● **SET PROBLEM**:
Output the entries word for word. Omit images.

[Records from a data collection]

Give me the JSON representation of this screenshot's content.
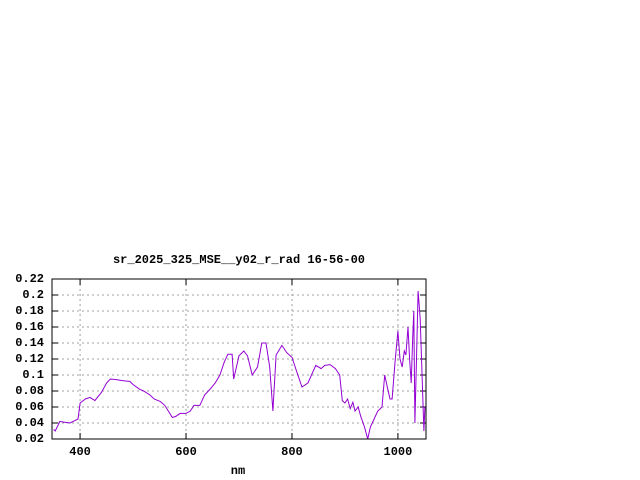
{
  "chart_data": {
    "type": "line",
    "title": "sr_2025_325_MSE__y02_r_rad 16-56-00",
    "xlabel": "nm",
    "series": [
      {
        "color": "#9400d3",
        "x": [
          350,
          353,
          362,
          371,
          381,
          390,
          396,
          400,
          410,
          419,
          428,
          440,
          450,
          457,
          470,
          480,
          494,
          500,
          513,
          520,
          532,
          540,
          551,
          560,
          574,
          580,
          589,
          600,
          608,
          615,
          626,
          635,
          645,
          655,
          664,
          672,
          679,
          687,
          690,
          700,
          709,
          716,
          725,
          735,
          743,
          751,
          758,
          764,
          770,
          781,
          790,
          800,
          810,
          819,
          830,
          845,
          855,
          862,
          872,
          882,
          890,
          895,
          900,
          905,
          910,
          915,
          919,
          925,
          930,
          937,
          943,
          948,
          955,
          962,
          970,
          975,
          980,
          985,
          989,
          995,
          1000,
          1004,
          1008,
          1012,
          1015,
          1019,
          1022,
          1025,
          1028,
          1030,
          1032,
          1035,
          1038,
          1042,
          1045,
          1049,
          1051
        ],
        "y": [
          0.032,
          0.03,
          0.042,
          0.041,
          0.04,
          0.043,
          0.045,
          0.065,
          0.07,
          0.072,
          0.068,
          0.078,
          0.09,
          0.095,
          0.094,
          0.093,
          0.092,
          0.088,
          0.082,
          0.08,
          0.075,
          0.07,
          0.067,
          0.062,
          0.047,
          0.048,
          0.052,
          0.052,
          0.055,
          0.062,
          0.062,
          0.075,
          0.082,
          0.09,
          0.1,
          0.116,
          0.126,
          0.126,
          0.095,
          0.124,
          0.13,
          0.124,
          0.1,
          0.11,
          0.14,
          0.14,
          0.11,
          0.055,
          0.125,
          0.137,
          0.128,
          0.122,
          0.102,
          0.085,
          0.09,
          0.112,
          0.108,
          0.112,
          0.113,
          0.108,
          0.1,
          0.068,
          0.065,
          0.07,
          0.058,
          0.066,
          0.055,
          0.06,
          0.048,
          0.035,
          0.02,
          0.035,
          0.045,
          0.055,
          0.06,
          0.1,
          0.085,
          0.07,
          0.07,
          0.12,
          0.155,
          0.12,
          0.11,
          0.13,
          0.125,
          0.16,
          0.12,
          0.09,
          0.15,
          0.18,
          0.04,
          0.12,
          0.205,
          0.17,
          0.11,
          0.03,
          0.06
        ]
      }
    ],
    "xlim": [
      347,
      1053
    ],
    "ylim": [
      0.02,
      0.22
    ],
    "xticks": [
      400,
      600,
      800,
      1000
    ],
    "yticks": [
      0.02,
      0.04,
      0.06,
      0.08,
      0.1,
      0.12,
      0.14,
      0.16,
      0.18,
      0.2,
      0.22
    ],
    "grid": true
  }
}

● **WRITTEN ANSWER**:
Give me the JSON representation of this screenshot's content.
{
  "chart_data": {
    "type": "line",
    "title": "sr_2025_325_MSE__y02_r_rad 16-56-00",
    "xlabel": "nm",
    "series": [
      {
        "color": "#9400d3",
        "x": [
          350,
          353,
          362,
          371,
          381,
          390,
          396,
          400,
          410,
          419,
          428,
          440,
          450,
          457,
          470,
          480,
          494,
          500,
          513,
          520,
          532,
          540,
          551,
          560,
          574,
          580,
          589,
          600,
          608,
          615,
          626,
          635,
          645,
          655,
          664,
          672,
          679,
          687,
          690,
          700,
          709,
          716,
          725,
          735,
          743,
          751,
          758,
          764,
          770,
          781,
          790,
          800,
          810,
          819,
          830,
          845,
          855,
          862,
          872,
          882,
          890,
          895,
          900,
          905,
          910,
          915,
          919,
          925,
          930,
          937,
          943,
          948,
          955,
          962,
          970,
          975,
          980,
          985,
          989,
          995,
          1000,
          1004,
          1008,
          1012,
          1015,
          1019,
          1022,
          1025,
          1028,
          1030,
          1032,
          1035,
          1038,
          1042,
          1045,
          1049,
          1051
        ],
        "y": [
          0.032,
          0.03,
          0.042,
          0.041,
          0.04,
          0.043,
          0.045,
          0.065,
          0.07,
          0.072,
          0.068,
          0.078,
          0.09,
          0.095,
          0.094,
          0.093,
          0.092,
          0.088,
          0.082,
          0.08,
          0.075,
          0.07,
          0.067,
          0.062,
          0.047,
          0.048,
          0.052,
          0.052,
          0.055,
          0.062,
          0.062,
          0.075,
          0.082,
          0.09,
          0.1,
          0.116,
          0.126,
          0.126,
          0.095,
          0.124,
          0.13,
          0.124,
          0.1,
          0.11,
          0.14,
          0.14,
          0.11,
          0.055,
          0.125,
          0.137,
          0.128,
          0.122,
          0.102,
          0.085,
          0.09,
          0.112,
          0.108,
          0.112,
          0.113,
          0.108,
          0.1,
          0.068,
          0.065,
          0.07,
          0.058,
          0.066,
          0.055,
          0.06,
          0.048,
          0.035,
          0.02,
          0.035,
          0.045,
          0.055,
          0.06,
          0.1,
          0.085,
          0.07,
          0.07,
          0.12,
          0.155,
          0.12,
          0.11,
          0.13,
          0.125,
          0.16,
          0.12,
          0.09,
          0.15,
          0.18,
          0.04,
          0.12,
          0.205,
          0.17,
          0.11,
          0.03,
          0.06
        ]
      }
    ],
    "xlim": [
      347,
      1053
    ],
    "ylim": [
      0.02,
      0.22
    ],
    "xticks": [
      400,
      600,
      800,
      1000
    ],
    "yticks": [
      0.02,
      0.04,
      0.06,
      0.08,
      0.1,
      0.12,
      0.14,
      0.16,
      0.18,
      0.2,
      0.22
    ],
    "grid": true
  }
}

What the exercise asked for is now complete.